OBJECTIVE: Images embedded in the records are excluded; print everything else exactly as given.

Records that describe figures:
▼▼▼
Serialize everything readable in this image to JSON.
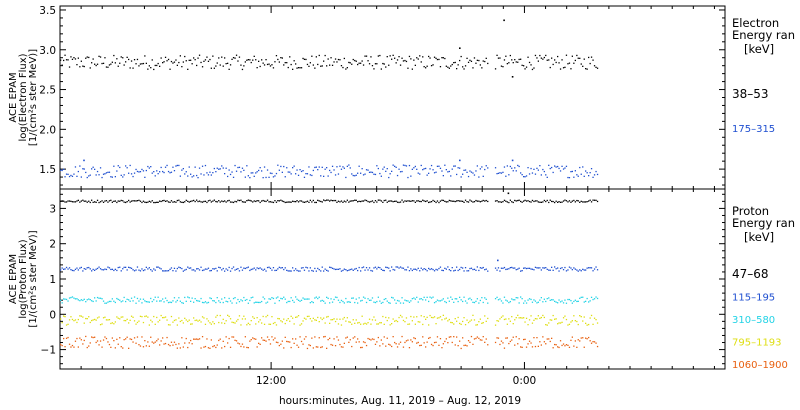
{
  "chart_data": [
    {
      "type": "scatter",
      "panel": "electron",
      "ylabel_lines": [
        "ACE EPAM",
        "log(Electron Flux)",
        "[1/(cm²s ster MeV)]"
      ],
      "ylim": [
        1.25,
        3.55
      ],
      "yticks": [
        1.5,
        2.0,
        2.5,
        3.0,
        3.5
      ],
      "ytick_labels": [
        "1.5",
        "2.0",
        "2.5",
        "3.0",
        "3.5"
      ],
      "legend": {
        "title_lines": [
          "Electron",
          "Energy ran"
        ],
        "unit": "[keV]",
        "entries": [
          {
            "label": "38–53",
            "color": "#000000"
          },
          {
            "label": "175–315",
            "color": "#1f4fd0"
          }
        ]
      },
      "series": [
        {
          "name": "38–53",
          "color": "#000000",
          "level": 2.85,
          "noise": 0.09,
          "spikes": [
            [
              23.0,
              3.38
            ],
            [
              20.9,
              3.03
            ],
            [
              23.4,
              2.67
            ]
          ]
        },
        {
          "name": "175–315",
          "color": "#1f4fd0",
          "level": 1.48,
          "noise": 0.08,
          "spikes": [
            [
              3.1,
              1.62
            ],
            [
              20.9,
              1.62
            ],
            [
              23.4,
              1.62
            ]
          ]
        }
      ]
    },
    {
      "type": "scatter",
      "panel": "proton",
      "ylabel_lines": [
        "ACE EPAM",
        "log(Proton Flux)",
        "[1/(cm²s ster MeV)]"
      ],
      "ylim": [
        -1.55,
        3.55
      ],
      "yticks": [
        -1,
        0,
        1,
        2,
        3
      ],
      "ytick_labels": [
        "−1",
        "0",
        "1",
        "2",
        "3"
      ],
      "legend": {
        "title_lines": [
          "Proton",
          "Energy ran"
        ],
        "unit": "[keV]",
        "entries": [
          {
            "label": "47–68",
            "color": "#000000"
          },
          {
            "label": "115–195",
            "color": "#1f4fd0"
          },
          {
            "label": "310–580",
            "color": "#22d3e6"
          },
          {
            "label": "795–1193",
            "color": "#dede10"
          },
          {
            "label": "1060–1900",
            "color": "#e86010"
          }
        ]
      },
      "series": [
        {
          "name": "47–68",
          "color": "#000000",
          "level": 3.22,
          "noise": 0.035,
          "spikes": [
            [
              23.2,
              3.45
            ]
          ]
        },
        {
          "name": "115–195",
          "color": "#1f4fd0",
          "level": 1.3,
          "noise": 0.06,
          "spikes": [
            [
              22.7,
              1.55
            ]
          ]
        },
        {
          "name": "310–580",
          "color": "#22d3e6",
          "level": 0.42,
          "noise": 0.09,
          "spikes": []
        },
        {
          "name": "795–1193",
          "color": "#dede10",
          "level": -0.15,
          "noise": 0.14,
          "spikes": []
        },
        {
          "name": "1060–1900",
          "color": "#e86010",
          "level": -0.78,
          "noise": 0.17,
          "spikes": []
        }
      ]
    }
  ],
  "time_axis": {
    "xlabel": "hours:minutes, Aug. 11, 2019 – Aug. 12, 2019",
    "start_hour": 2,
    "end_hour": 33.5,
    "label_ticks": [
      {
        "hour": 12,
        "label": "12:00"
      },
      {
        "hour": 24,
        "label": "0:00"
      }
    ],
    "data_segments": [
      [
        2,
        22.3
      ],
      [
        22.6,
        27.5
      ]
    ]
  }
}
▲▲▲
TASK SOLUTION:
Serialize everything readable in this image to JSON.
{
  "chart_data": [
    {
      "type": "scatter",
      "panel": "electron",
      "ylabel_lines": [
        "ACE EPAM",
        "log(Electron Flux)",
        "[1/(cm²s ster MeV)]"
      ],
      "ylim": [
        1.25,
        3.55
      ],
      "yticks": [
        1.5,
        2.0,
        2.5,
        3.0,
        3.5
      ],
      "ytick_labels": [
        "1.5",
        "2.0",
        "2.5",
        "3.0",
        "3.5"
      ],
      "legend": {
        "title_lines": [
          "Electron",
          "Energy ran"
        ],
        "unit": "[keV]",
        "entries": [
          {
            "label": "38–53",
            "color": "#000000"
          },
          {
            "label": "175–315",
            "color": "#1f4fd0"
          }
        ]
      },
      "series": [
        {
          "name": "38–53",
          "color": "#000000",
          "level": 2.85,
          "noise": 0.09,
          "spikes": [
            [
              23.0,
              3.38
            ],
            [
              20.9,
              3.03
            ],
            [
              23.4,
              2.67
            ]
          ]
        },
        {
          "name": "175–315",
          "color": "#1f4fd0",
          "level": 1.48,
          "noise": 0.08,
          "spikes": [
            [
              3.1,
              1.62
            ],
            [
              20.9,
              1.62
            ],
            [
              23.4,
              1.62
            ]
          ]
        }
      ]
    },
    {
      "type": "scatter",
      "panel": "proton",
      "ylabel_lines": [
        "ACE EPAM",
        "log(Proton Flux)",
        "[1/(cm²s ster MeV)]"
      ],
      "ylim": [
        -1.55,
        3.55
      ],
      "yticks": [
        -1,
        0,
        1,
        2,
        3
      ],
      "ytick_labels": [
        "−1",
        "0",
        "1",
        "2",
        "3"
      ],
      "legend": {
        "title_lines": [
          "Proton",
          "Energy ran"
        ],
        "unit": "[keV]",
        "entries": [
          {
            "label": "47–68",
            "color": "#000000"
          },
          {
            "label": "115–195",
            "color": "#1f4fd0"
          },
          {
            "label": "310–580",
            "color": "#22d3e6"
          },
          {
            "label": "795–1193",
            "color": "#dede10"
          },
          {
            "label": "1060–1900",
            "color": "#e86010"
          }
        ]
      },
      "series": [
        {
          "name": "47–68",
          "color": "#000000",
          "level": 3.22,
          "noise": 0.035,
          "spikes": [
            [
              23.2,
              3.45
            ]
          ]
        },
        {
          "name": "115–195",
          "color": "#1f4fd0",
          "level": 1.3,
          "noise": 0.06,
          "spikes": [
            [
              22.7,
              1.55
            ]
          ]
        },
        {
          "name": "310–580",
          "color": "#22d3e6",
          "level": 0.42,
          "noise": 0.09,
          "spikes": []
        },
        {
          "name": "795–1193",
          "color": "#dede10",
          "level": -0.15,
          "noise": 0.14,
          "spikes": []
        },
        {
          "name": "1060–1900",
          "color": "#e86010",
          "level": -0.78,
          "noise": 0.17,
          "spikes": []
        }
      ]
    }
  ],
  "time_axis": {
    "xlabel": "hours:minutes, Aug. 11, 2019 – Aug. 12, 2019",
    "start_hour": 2,
    "end_hour": 33.5,
    "label_ticks": [
      {
        "hour": 12,
        "label": "12:00"
      },
      {
        "hour": 24,
        "label": "0:00"
      }
    ],
    "data_segments": [
      [
        2,
        22.3
      ],
      [
        22.6,
        27.5
      ]
    ]
  }
}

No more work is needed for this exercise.